Pull every line with the word "life" out of the entries below.

-------- Supplied data

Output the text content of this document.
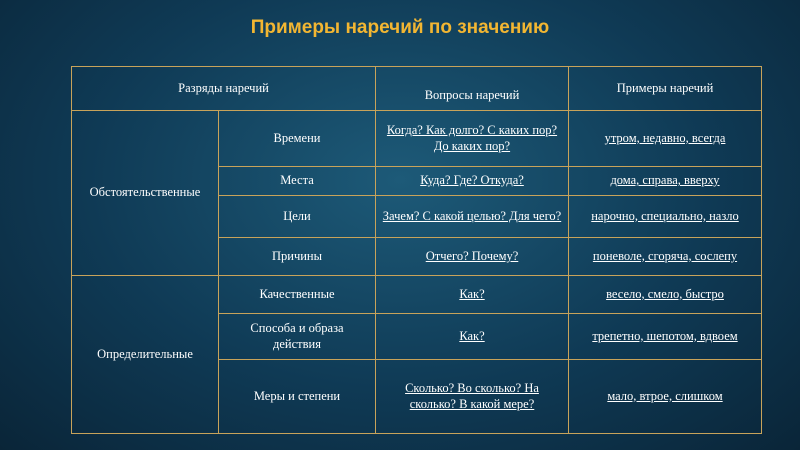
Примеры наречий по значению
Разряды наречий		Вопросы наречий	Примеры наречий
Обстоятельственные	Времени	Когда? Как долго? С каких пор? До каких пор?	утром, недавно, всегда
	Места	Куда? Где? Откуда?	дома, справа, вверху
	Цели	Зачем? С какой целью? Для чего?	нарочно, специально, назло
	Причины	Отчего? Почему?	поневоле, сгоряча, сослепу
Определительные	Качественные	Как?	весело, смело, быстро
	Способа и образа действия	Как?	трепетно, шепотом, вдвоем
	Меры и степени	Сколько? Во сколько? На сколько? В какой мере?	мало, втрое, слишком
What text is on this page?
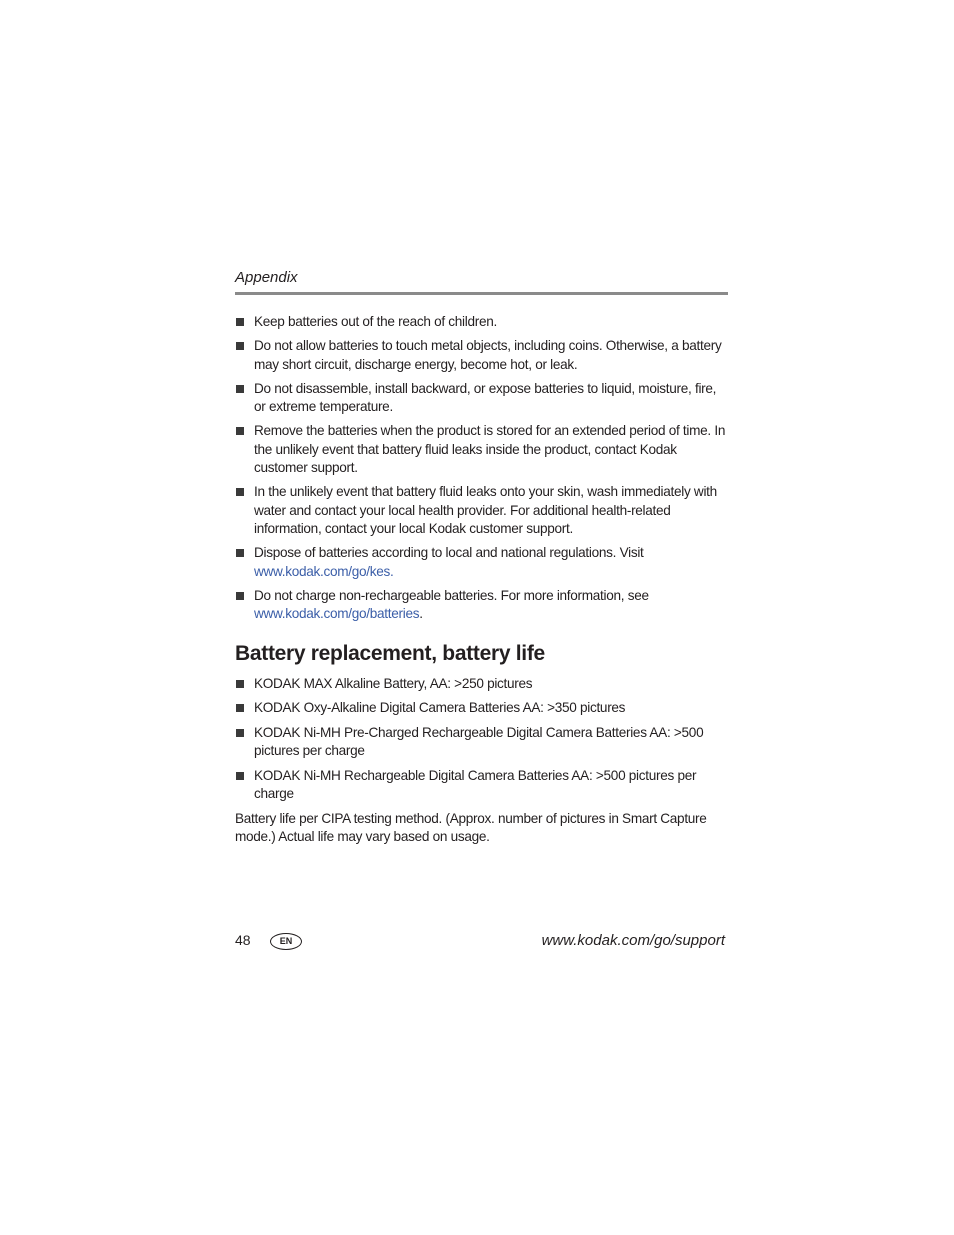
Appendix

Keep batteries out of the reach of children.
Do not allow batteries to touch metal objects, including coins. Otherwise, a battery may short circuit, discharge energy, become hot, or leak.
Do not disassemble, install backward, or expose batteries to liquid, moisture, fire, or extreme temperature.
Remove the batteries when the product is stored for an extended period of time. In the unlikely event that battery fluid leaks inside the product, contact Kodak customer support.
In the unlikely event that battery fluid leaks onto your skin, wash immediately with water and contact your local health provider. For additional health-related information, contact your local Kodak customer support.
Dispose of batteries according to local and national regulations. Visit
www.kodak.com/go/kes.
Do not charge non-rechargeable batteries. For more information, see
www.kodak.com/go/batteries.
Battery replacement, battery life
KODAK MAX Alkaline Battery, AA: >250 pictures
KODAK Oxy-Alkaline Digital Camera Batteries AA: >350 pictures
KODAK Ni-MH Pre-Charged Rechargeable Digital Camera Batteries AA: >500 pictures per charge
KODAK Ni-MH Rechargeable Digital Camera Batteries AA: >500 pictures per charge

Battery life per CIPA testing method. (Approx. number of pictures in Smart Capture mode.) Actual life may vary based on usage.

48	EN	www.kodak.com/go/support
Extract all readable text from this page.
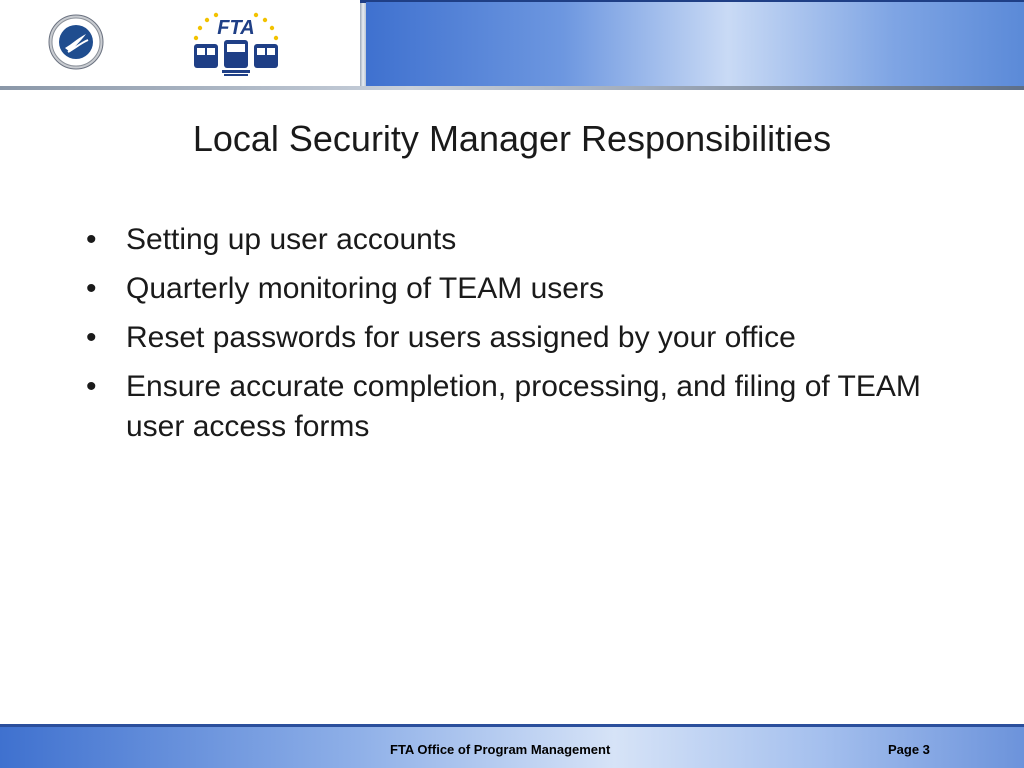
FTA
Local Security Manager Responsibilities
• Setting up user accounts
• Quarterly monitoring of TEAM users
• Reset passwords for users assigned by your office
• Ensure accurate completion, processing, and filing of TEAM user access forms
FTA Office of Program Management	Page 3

----------------
-------- Supplied data

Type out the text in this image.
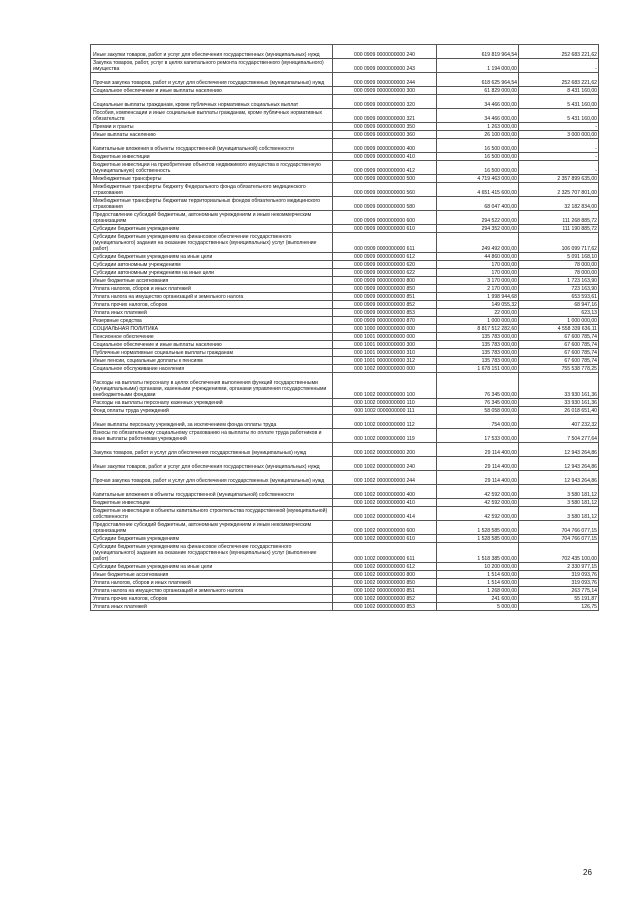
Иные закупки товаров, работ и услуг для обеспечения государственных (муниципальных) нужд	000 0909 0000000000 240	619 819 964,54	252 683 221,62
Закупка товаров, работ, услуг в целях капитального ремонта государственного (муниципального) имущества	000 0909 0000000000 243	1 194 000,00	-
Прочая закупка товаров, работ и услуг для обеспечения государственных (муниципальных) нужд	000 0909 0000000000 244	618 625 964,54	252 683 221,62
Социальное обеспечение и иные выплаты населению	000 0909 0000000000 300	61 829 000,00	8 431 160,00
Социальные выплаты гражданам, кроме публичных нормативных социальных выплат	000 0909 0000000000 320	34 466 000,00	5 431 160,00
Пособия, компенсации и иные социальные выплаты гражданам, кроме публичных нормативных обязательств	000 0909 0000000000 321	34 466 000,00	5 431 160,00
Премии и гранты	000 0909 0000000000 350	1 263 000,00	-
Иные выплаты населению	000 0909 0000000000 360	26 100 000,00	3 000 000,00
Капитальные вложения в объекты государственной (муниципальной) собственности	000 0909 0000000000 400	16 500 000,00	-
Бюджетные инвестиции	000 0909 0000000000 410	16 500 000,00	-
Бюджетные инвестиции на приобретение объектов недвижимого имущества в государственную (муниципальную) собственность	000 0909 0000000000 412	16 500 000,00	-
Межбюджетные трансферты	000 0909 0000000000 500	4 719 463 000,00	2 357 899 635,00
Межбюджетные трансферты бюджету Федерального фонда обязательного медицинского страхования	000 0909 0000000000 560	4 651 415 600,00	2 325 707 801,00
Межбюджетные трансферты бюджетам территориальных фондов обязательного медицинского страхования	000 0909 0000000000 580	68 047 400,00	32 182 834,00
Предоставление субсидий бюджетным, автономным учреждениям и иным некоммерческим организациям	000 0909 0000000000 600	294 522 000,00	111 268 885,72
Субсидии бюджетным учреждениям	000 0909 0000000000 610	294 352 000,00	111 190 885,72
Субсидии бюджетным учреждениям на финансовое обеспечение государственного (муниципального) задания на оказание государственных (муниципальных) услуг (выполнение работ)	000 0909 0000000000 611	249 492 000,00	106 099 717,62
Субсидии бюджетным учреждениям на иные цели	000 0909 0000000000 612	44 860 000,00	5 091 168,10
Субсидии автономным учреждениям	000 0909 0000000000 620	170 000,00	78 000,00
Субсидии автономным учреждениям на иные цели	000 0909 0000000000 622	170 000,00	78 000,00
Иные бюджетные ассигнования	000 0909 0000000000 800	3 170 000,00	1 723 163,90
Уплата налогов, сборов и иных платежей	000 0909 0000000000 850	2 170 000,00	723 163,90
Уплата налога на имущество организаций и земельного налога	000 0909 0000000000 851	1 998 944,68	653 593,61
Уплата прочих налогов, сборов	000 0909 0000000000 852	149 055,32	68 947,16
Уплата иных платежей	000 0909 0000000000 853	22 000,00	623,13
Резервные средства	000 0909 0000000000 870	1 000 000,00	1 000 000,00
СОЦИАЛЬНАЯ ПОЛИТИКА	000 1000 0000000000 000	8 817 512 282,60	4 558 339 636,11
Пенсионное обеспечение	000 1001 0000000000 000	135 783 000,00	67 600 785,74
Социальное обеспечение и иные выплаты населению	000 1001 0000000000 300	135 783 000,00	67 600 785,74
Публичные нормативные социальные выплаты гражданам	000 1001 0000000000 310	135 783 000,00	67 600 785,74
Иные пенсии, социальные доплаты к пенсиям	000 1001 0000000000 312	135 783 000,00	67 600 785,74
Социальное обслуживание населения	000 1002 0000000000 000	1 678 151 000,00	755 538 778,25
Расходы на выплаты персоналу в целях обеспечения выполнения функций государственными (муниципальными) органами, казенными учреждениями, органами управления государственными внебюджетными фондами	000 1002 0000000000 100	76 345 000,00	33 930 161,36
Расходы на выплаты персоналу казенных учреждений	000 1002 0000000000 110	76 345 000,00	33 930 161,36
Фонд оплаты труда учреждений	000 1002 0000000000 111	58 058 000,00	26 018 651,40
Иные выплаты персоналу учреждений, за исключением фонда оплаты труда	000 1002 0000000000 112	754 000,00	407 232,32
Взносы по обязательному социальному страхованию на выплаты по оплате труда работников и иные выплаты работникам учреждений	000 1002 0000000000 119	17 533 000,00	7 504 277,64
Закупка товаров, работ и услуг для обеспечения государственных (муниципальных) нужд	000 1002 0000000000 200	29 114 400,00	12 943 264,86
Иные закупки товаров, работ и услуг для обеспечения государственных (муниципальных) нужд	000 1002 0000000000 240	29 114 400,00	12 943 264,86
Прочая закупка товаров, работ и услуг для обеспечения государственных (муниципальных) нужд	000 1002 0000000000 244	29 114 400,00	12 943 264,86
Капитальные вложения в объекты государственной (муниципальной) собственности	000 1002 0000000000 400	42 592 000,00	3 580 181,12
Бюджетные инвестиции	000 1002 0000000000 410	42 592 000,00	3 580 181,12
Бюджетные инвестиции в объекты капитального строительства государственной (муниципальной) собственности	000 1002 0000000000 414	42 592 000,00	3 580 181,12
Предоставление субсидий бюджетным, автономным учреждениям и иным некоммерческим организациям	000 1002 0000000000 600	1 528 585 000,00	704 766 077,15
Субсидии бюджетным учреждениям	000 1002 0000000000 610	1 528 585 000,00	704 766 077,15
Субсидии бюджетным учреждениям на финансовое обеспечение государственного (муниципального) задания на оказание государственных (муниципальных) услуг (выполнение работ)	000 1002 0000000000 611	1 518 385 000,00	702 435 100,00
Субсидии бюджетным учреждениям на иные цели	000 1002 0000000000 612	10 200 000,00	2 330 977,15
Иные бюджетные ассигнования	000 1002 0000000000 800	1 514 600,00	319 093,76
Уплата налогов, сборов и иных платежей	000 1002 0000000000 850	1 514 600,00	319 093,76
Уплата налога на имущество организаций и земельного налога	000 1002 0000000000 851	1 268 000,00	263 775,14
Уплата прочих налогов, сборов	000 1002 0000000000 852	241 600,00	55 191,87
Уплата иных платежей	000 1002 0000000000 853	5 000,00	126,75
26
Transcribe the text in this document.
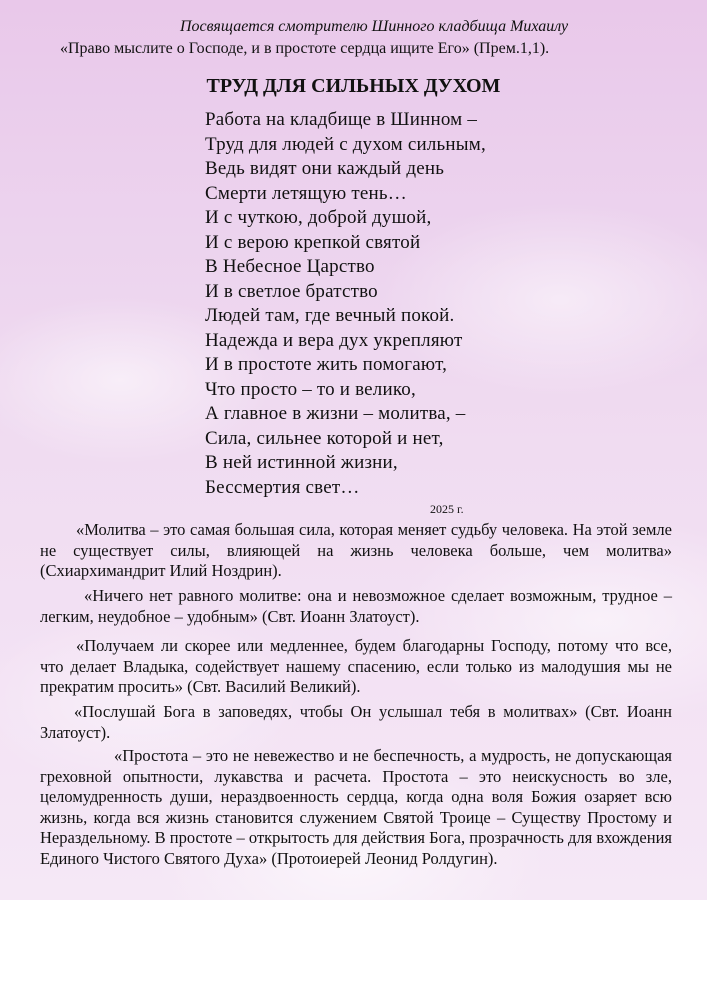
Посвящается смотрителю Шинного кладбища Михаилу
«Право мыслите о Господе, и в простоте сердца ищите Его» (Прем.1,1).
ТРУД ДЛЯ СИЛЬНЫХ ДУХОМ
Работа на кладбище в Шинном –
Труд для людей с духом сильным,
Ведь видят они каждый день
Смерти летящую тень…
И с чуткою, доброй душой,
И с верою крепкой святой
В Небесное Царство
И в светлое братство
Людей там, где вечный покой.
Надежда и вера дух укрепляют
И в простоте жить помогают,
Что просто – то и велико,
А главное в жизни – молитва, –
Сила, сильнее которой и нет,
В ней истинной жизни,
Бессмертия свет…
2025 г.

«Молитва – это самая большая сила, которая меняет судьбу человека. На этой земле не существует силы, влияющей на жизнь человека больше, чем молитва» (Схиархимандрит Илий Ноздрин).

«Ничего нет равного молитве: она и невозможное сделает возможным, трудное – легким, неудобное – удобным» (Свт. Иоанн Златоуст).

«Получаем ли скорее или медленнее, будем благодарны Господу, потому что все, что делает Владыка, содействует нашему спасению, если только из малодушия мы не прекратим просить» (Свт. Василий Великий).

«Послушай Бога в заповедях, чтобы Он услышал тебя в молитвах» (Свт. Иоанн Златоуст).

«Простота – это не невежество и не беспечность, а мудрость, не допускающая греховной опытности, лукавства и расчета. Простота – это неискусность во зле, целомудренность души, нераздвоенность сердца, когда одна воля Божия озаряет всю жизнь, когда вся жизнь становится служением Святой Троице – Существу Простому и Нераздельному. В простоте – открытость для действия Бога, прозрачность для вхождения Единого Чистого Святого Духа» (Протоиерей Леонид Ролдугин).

----------------

- _Result_
Battery replacement, battery life
Battery life per CIPA testing method. (Approx. number of pictures in Smart Capture mode.) Actual life may vary based on usage.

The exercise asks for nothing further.